**ITEMS**

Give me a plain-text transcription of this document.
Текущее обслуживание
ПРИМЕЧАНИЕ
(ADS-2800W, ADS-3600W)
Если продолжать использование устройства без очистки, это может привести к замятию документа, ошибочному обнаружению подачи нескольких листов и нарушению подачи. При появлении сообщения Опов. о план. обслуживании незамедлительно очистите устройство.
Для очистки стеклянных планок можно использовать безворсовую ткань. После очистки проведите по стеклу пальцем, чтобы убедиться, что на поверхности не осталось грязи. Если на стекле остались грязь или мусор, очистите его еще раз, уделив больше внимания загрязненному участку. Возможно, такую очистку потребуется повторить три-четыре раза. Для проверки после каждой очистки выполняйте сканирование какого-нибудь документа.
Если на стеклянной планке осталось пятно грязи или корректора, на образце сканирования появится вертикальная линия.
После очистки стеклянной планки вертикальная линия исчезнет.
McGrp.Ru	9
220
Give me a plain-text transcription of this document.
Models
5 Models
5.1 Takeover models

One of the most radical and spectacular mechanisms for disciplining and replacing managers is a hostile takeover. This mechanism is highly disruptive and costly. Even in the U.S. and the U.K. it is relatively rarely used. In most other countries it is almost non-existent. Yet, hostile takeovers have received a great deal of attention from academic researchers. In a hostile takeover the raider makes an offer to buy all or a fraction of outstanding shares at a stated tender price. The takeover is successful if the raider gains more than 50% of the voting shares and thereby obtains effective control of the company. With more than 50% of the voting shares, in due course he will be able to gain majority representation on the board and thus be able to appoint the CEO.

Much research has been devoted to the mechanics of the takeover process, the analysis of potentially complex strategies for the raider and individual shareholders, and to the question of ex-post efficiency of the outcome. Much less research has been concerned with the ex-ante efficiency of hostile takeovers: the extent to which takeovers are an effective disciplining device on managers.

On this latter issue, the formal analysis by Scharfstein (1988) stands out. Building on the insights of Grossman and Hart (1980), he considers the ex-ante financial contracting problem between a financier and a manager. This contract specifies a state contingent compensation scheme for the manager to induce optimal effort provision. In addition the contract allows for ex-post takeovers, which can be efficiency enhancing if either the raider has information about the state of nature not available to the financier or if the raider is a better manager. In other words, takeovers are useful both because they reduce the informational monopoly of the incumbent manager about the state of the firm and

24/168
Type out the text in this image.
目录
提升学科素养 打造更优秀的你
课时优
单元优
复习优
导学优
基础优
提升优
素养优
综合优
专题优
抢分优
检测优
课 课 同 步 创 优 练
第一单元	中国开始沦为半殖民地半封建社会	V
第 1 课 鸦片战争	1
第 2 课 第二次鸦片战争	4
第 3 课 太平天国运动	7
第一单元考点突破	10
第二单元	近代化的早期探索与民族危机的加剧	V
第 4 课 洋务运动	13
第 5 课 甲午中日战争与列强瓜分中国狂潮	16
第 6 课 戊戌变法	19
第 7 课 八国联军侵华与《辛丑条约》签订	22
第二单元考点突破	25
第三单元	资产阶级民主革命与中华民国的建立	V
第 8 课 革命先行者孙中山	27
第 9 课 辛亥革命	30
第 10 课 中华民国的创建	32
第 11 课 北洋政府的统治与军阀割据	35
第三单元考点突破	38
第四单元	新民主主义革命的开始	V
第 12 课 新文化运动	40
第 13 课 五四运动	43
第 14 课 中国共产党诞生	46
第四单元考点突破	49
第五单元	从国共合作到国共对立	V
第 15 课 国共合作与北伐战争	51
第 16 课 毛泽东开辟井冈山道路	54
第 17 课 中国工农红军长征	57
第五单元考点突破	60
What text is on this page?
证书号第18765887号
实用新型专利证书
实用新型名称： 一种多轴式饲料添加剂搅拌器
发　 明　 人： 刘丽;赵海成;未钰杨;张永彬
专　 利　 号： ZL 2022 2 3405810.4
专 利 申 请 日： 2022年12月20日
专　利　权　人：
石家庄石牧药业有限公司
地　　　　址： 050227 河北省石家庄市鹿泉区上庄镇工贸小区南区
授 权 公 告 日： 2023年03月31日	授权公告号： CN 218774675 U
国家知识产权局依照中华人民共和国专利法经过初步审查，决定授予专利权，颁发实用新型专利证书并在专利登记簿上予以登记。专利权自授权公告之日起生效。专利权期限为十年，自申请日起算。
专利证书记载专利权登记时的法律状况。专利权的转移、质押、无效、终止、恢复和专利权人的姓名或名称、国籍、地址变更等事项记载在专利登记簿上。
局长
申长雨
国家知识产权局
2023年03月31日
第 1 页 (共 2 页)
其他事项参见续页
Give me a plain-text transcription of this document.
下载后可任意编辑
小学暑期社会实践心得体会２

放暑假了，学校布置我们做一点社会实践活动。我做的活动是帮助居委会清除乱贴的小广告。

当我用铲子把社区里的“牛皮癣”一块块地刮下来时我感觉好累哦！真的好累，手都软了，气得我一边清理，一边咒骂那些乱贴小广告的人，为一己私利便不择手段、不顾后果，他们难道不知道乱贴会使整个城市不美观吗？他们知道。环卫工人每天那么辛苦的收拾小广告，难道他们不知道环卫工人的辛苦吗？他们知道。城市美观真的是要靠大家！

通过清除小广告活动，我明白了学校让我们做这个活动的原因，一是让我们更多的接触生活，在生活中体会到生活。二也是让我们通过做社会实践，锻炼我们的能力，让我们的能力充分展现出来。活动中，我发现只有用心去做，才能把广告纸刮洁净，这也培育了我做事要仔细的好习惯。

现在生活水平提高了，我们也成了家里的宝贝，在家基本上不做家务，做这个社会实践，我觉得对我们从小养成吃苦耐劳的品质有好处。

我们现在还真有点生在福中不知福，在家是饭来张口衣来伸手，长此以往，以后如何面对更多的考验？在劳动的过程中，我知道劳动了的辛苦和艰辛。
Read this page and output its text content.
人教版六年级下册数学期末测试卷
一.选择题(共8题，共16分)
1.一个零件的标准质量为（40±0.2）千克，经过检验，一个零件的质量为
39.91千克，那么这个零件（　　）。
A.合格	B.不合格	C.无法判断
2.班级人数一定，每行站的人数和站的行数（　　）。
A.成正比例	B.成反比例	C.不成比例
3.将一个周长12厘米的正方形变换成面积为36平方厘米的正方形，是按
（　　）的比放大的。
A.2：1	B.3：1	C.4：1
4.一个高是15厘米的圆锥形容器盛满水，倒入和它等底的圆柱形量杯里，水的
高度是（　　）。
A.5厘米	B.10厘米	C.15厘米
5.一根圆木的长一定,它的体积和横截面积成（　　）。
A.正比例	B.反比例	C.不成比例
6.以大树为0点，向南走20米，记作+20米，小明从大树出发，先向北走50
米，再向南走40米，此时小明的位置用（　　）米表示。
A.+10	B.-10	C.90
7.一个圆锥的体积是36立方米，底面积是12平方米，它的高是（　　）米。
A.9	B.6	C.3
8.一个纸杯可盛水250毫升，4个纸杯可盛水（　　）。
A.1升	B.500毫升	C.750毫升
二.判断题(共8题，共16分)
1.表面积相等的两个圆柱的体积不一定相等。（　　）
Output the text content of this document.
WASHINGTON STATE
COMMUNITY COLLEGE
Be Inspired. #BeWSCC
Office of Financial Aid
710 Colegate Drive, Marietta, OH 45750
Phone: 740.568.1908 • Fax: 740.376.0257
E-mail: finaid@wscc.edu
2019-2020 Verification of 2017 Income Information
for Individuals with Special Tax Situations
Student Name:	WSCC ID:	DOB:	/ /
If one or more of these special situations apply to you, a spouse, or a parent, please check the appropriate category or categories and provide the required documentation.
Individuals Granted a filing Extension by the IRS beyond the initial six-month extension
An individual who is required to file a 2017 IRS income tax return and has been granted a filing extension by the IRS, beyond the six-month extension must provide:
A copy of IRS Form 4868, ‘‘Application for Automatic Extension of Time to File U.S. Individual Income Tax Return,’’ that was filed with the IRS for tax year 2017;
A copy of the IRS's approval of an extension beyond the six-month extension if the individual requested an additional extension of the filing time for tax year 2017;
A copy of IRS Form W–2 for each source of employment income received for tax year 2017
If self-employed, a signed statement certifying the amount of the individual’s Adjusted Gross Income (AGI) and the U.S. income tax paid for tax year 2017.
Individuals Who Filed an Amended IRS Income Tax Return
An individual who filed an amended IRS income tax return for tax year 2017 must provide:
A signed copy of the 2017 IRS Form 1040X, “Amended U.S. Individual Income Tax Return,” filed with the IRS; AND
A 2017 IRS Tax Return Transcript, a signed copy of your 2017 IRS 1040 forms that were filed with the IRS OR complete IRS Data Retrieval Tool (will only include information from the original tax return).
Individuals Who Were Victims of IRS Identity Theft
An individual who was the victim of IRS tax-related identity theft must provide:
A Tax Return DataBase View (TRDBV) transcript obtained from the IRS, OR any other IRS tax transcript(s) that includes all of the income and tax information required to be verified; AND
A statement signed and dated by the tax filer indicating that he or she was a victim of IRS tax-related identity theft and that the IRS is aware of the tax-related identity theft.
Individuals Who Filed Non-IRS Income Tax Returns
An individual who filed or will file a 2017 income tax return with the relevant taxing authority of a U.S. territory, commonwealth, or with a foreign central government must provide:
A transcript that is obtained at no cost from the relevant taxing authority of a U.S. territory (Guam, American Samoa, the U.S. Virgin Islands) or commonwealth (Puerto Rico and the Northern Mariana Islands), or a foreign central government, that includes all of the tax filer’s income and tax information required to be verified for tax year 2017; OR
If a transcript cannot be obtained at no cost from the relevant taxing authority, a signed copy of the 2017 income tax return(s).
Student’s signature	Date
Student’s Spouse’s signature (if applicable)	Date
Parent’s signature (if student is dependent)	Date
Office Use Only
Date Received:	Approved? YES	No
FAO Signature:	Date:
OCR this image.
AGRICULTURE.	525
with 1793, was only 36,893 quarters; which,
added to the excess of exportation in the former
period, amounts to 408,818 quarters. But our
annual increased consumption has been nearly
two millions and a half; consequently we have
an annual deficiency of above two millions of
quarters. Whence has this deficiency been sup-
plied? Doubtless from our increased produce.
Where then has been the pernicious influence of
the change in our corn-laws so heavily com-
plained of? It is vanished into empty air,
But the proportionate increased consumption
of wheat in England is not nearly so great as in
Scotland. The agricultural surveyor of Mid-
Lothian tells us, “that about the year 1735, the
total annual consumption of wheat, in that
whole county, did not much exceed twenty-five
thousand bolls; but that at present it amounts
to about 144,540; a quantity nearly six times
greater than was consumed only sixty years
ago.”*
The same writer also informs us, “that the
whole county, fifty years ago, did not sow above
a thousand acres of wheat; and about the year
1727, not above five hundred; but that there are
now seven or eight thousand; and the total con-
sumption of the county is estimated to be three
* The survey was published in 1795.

**SET PROBLEM**
Show the lines that mention the word "image".

**CORRECT RESULT**
Type out the text in this image.
OCR this image.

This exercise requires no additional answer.